EXERCISE OBJECTIVE —
From the listing below, pick out each line with the word "original".

THE INPUT —
— Start —
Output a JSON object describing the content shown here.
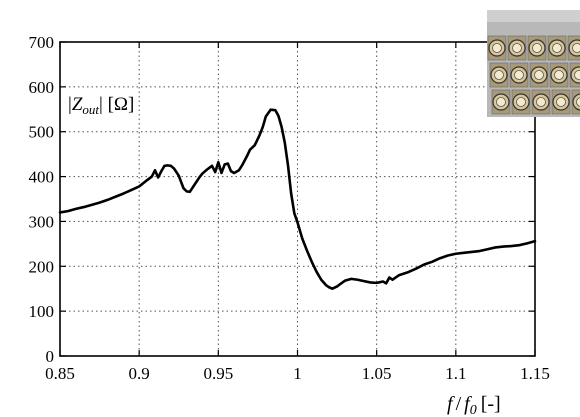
{
  "chart_data": {
    "type": "line",
    "title": "",
    "xlabel": {
      "var": "f",
      "slash": "/",
      "base": "f",
      "sub": "0",
      "unit": "[-]"
    },
    "ylabel": "",
    "annotation": {
      "prefix": "|",
      "var": "Z",
      "sub": "out",
      "suffix": "| [Ω]"
    },
    "xlim": [
      0.85,
      1.15
    ],
    "ylim": [
      0,
      700
    ],
    "xticks": [
      0.85,
      0.9,
      0.95,
      1.0,
      1.05,
      1.1,
      1.15
    ],
    "xtick_labels": [
      "0.85",
      "0.9",
      "0.95",
      "1",
      "1.05",
      "1.1",
      "1.15"
    ],
    "yticks": [
      0,
      100,
      200,
      300,
      400,
      500,
      600,
      700
    ],
    "ytick_labels": [
      "0",
      "100",
      "200",
      "300",
      "400",
      "500",
      "600",
      "700"
    ],
    "grid": true,
    "legend": "none",
    "inset_image": {
      "description_icon": "coaxial-array-inset",
      "position": "top-right"
    },
    "series": [
      {
        "color": "#000000",
        "x": [
          0.85,
          0.855,
          0.86,
          0.865,
          0.87,
          0.875,
          0.88,
          0.885,
          0.89,
          0.895,
          0.9,
          0.905,
          0.908,
          0.91,
          0.912,
          0.914,
          0.916,
          0.918,
          0.92,
          0.922,
          0.925,
          0.928,
          0.93,
          0.932,
          0.935,
          0.938,
          0.94,
          0.943,
          0.946,
          0.948,
          0.95,
          0.952,
          0.954,
          0.956,
          0.958,
          0.96,
          0.963,
          0.965,
          0.968,
          0.97,
          0.973,
          0.976,
          0.978,
          0.98,
          0.983,
          0.986,
          0.988,
          0.99,
          0.992,
          0.994,
          0.996,
          0.998,
          1.0,
          1.003,
          1.006,
          1.009,
          1.012,
          1.015,
          1.018,
          1.02,
          1.022,
          1.025,
          1.028,
          1.03,
          1.034,
          1.038,
          1.042,
          1.046,
          1.05,
          1.054,
          1.056,
          1.058,
          1.06,
          1.064,
          1.07,
          1.075,
          1.08,
          1.085,
          1.09,
          1.095,
          1.1,
          1.105,
          1.11,
          1.115,
          1.12,
          1.125,
          1.13,
          1.135,
          1.14,
          1.145,
          1.15
        ],
        "y": [
          320,
          323,
          328,
          332,
          337,
          342,
          348,
          355,
          362,
          370,
          378,
          392,
          400,
          414,
          398,
          412,
          424,
          425,
          424,
          418,
          402,
          374,
          367,
          366,
          382,
          398,
          407,
          416,
          424,
          410,
          432,
          408,
          427,
          429,
          412,
          408,
          414,
          425,
          445,
          460,
          470,
          492,
          510,
          534,
          549,
          548,
          535,
          510,
          475,
          425,
          362,
          318,
          298,
          262,
          235,
          210,
          188,
          170,
          158,
          153,
          150,
          155,
          163,
          168,
          172,
          170,
          167,
          164,
          163,
          166,
          162,
          175,
          170,
          180,
          187,
          195,
          204,
          210,
          218,
          224,
          228,
          230,
          232,
          234,
          238,
          242,
          244,
          245,
          247,
          251,
          256
        ]
      }
    ]
  }
}
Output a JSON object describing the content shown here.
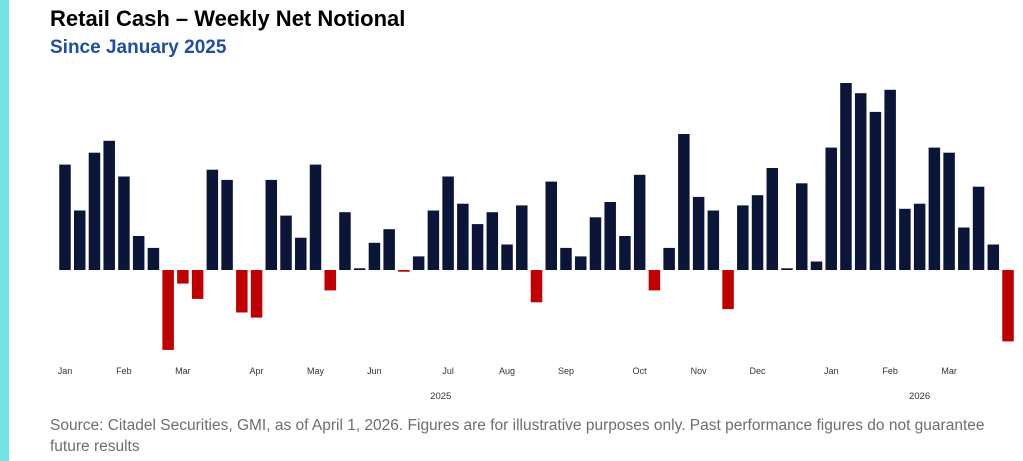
{
  "header": {
    "title": "Retail Cash – Weekly Net Notional",
    "subtitle": "Since January 2025"
  },
  "footer": {
    "source": "Source: Citadel Securities, GMI, as of April 1, 2026. Figures are for illustrative purposes only. Past performance figures do not guarantee future results"
  },
  "colors": {
    "accent": "#6fe3e6",
    "subtitle": "#1f4e9e",
    "positive": "#0b1538",
    "negative": "#c00000",
    "axis_text": "#333333"
  },
  "chart_data": {
    "type": "bar",
    "title": "Retail Cash – Weekly Net Notional",
    "subtitle": "Since January 2025",
    "xlabel": "",
    "ylabel": "",
    "y_axis_visible": false,
    "grid": false,
    "ylim": [
      -55,
      110
    ],
    "values": [
      62,
      35,
      69,
      76,
      55,
      20,
      13,
      -47,
      -8,
      -17,
      59,
      53,
      -25,
      -28,
      53,
      32,
      19,
      62,
      -12,
      34,
      1,
      16,
      24,
      -1,
      8,
      35,
      55,
      39,
      27,
      34,
      15,
      38,
      -19,
      52,
      13,
      8,
      31,
      40,
      20,
      56,
      -12,
      13,
      80,
      43,
      35,
      -23,
      38,
      44,
      60,
      1,
      51,
      5,
      72,
      110,
      104,
      93,
      106,
      36,
      39,
      72,
      69,
      25,
      49,
      15,
      -42
    ],
    "month_labels": [
      {
        "label": "Jan",
        "index": 0
      },
      {
        "label": "Feb",
        "index": 4
      },
      {
        "label": "Mar",
        "index": 8
      },
      {
        "label": "Apr",
        "index": 13
      },
      {
        "label": "May",
        "index": 17
      },
      {
        "label": "Jun",
        "index": 21
      },
      {
        "label": "Jul",
        "index": 26
      },
      {
        "label": "Aug",
        "index": 30
      },
      {
        "label": "Sep",
        "index": 34
      },
      {
        "label": "Oct",
        "index": 39
      },
      {
        "label": "Nov",
        "index": 43
      },
      {
        "label": "Dec",
        "index": 47
      },
      {
        "label": "Jan",
        "index": 52
      },
      {
        "label": "Feb",
        "index": 56
      },
      {
        "label": "Mar",
        "index": 60
      }
    ],
    "year_labels": [
      {
        "label": "2025",
        "index": 25.5
      },
      {
        "label": "2026",
        "index": 58
      }
    ]
  }
}
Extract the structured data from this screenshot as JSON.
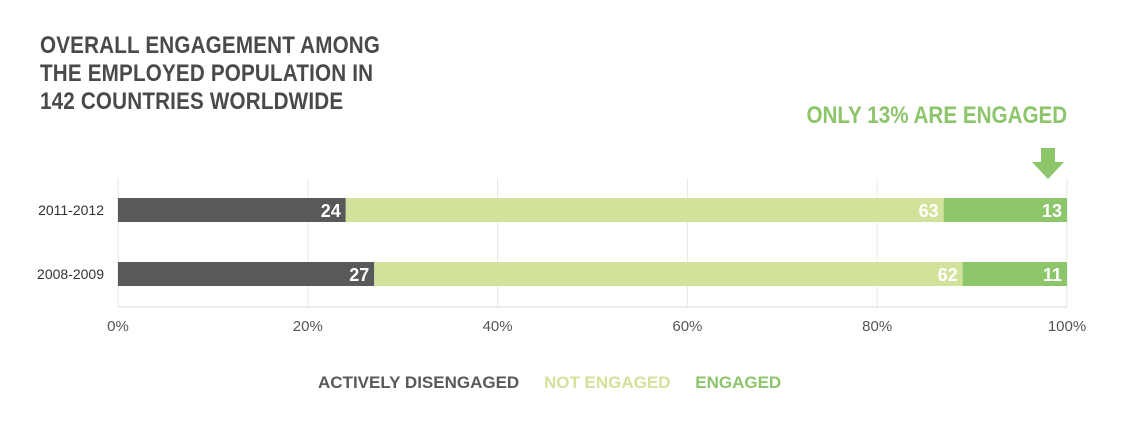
{
  "title_lines": [
    "OVERALL ENGAGEMENT AMONG",
    "THE EMPLOYED POPULATION IN",
    "142 COUNTRIES WORLDWIDE"
  ],
  "callout": "ONLY 13% ARE ENGAGED",
  "colors": {
    "actively_disengaged": "#58595b",
    "not_engaged": "#d3e29a",
    "engaged": "#8cc56a",
    "title": "#4a4a4c",
    "grid": "#e6e6e6"
  },
  "chart_data": {
    "type": "bar",
    "orientation": "horizontal",
    "stacked": true,
    "categories": [
      "2011-2012",
      "2008-2009"
    ],
    "series": [
      {
        "name": "ACTIVELY DISENGAGED",
        "values": [
          24,
          27
        ]
      },
      {
        "name": "NOT ENGAGED",
        "values": [
          63,
          62
        ]
      },
      {
        "name": "ENGAGED",
        "values": [
          13,
          11
        ]
      }
    ],
    "xlim": [
      0,
      100
    ],
    "x_ticks": [
      "0%",
      "20%",
      "40%",
      "60%",
      "80%",
      "100%"
    ],
    "grid": true,
    "legend_position": "bottom"
  }
}
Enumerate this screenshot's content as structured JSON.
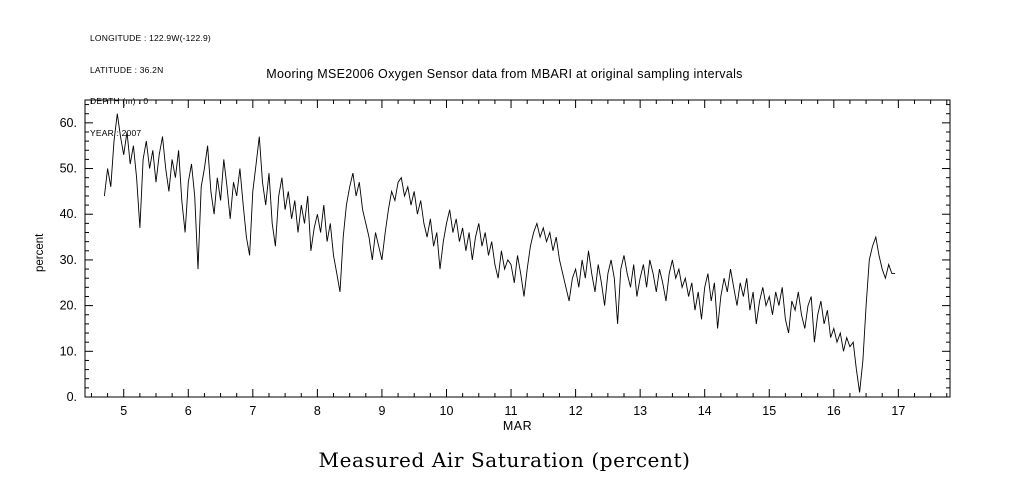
{
  "meta": {
    "lines": [
      "LONGITUDE : 122.9W(-122.9)",
      "LATITUDE : 36.2N",
      "DEPTH (m) : 0",
      "YEAR : 2007"
    ]
  },
  "title": "Mooring MSE2006 Oxygen Sensor data from MBARI at original sampling intervals",
  "caption": "Measured Air Saturation (percent)",
  "chart_data": {
    "type": "line",
    "title": "Mooring MSE2006 Oxygen Sensor data from MBARI at original sampling intervals",
    "xlabel": "MAR",
    "ylabel": "percent",
    "xlim": [
      4.4,
      17.8
    ],
    "ylim": [
      0,
      65
    ],
    "grid": false,
    "legend": "none",
    "line_color": "#000000",
    "background": "#ffffff",
    "x_ticks": [
      5,
      6,
      7,
      8,
      9,
      10,
      11,
      12,
      13,
      14,
      15,
      16,
      17
    ],
    "x_tick_labels": [
      "5",
      "6",
      "7",
      "8",
      "9",
      "10",
      "11",
      "12",
      "13",
      "14",
      "15",
      "16",
      "17"
    ],
    "y_ticks": [
      0,
      10,
      20,
      30,
      40,
      50,
      60
    ],
    "y_tick_labels": [
      "0.",
      "10.",
      "20.",
      "30.",
      "40.",
      "50.",
      "60."
    ],
    "series": [
      {
        "name": "measured-air-saturation",
        "x_start": 4.7,
        "x_step": 0.05,
        "values": [
          44,
          50,
          46,
          56,
          62,
          57,
          53,
          58,
          51,
          55,
          48,
          37,
          52,
          56,
          50,
          54,
          47,
          53,
          57,
          50,
          45,
          52,
          48,
          54,
          43,
          36,
          47,
          51,
          44,
          28,
          46,
          50,
          55,
          45,
          40,
          48,
          43,
          52,
          46,
          39,
          47,
          44,
          50,
          42,
          35,
          31,
          45,
          51,
          57,
          47,
          42,
          49,
          38,
          33,
          44,
          48,
          41,
          45,
          39,
          43,
          36,
          42,
          38,
          44,
          32,
          37,
          40,
          36,
          42,
          34,
          38,
          31,
          27,
          23,
          35,
          42,
          46,
          49,
          44,
          47,
          41,
          38,
          35,
          30,
          36,
          33,
          30,
          36,
          41,
          45,
          43,
          47,
          48,
          44,
          46,
          42,
          45,
          40,
          43,
          38,
          35,
          39,
          33,
          36,
          28,
          34,
          38,
          41,
          36,
          39,
          34,
          37,
          32,
          36,
          30,
          35,
          38,
          33,
          36,
          31,
          34,
          29,
          26,
          32,
          28,
          30,
          29,
          25,
          31,
          27,
          22,
          28,
          33,
          36,
          38,
          35,
          37,
          34,
          36,
          32,
          35,
          30,
          27,
          24,
          21,
          26,
          28,
          24,
          30,
          26,
          32,
          27,
          23,
          29,
          25,
          20,
          27,
          30,
          26,
          16,
          28,
          31,
          27,
          24,
          29,
          22,
          26,
          29,
          24,
          30,
          27,
          23,
          28,
          25,
          21,
          27,
          30,
          26,
          28,
          24,
          26,
          22,
          25,
          19,
          23,
          17,
          24,
          27,
          21,
          25,
          15,
          22,
          26,
          23,
          28,
          24,
          20,
          25,
          22,
          26,
          19,
          23,
          16,
          21,
          24,
          20,
          22,
          18,
          23,
          20,
          24,
          17,
          14,
          21,
          19,
          23,
          18,
          15,
          20,
          22,
          12,
          18,
          21,
          16,
          19,
          13,
          15,
          12,
          14,
          10,
          13,
          11,
          12,
          6,
          1,
          8,
          20,
          30,
          33,
          35,
          31,
          28,
          26,
          29,
          27,
          27
        ]
      }
    ]
  }
}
— End —
CORRECT OUTPUT —
  "title": "Mooring MSE2006 Oxygen Sensor data from MBARI at original sampling intervals",
    "title": "Mooring MSE2006 Oxygen Sensor data from MBARI at original sampling intervals",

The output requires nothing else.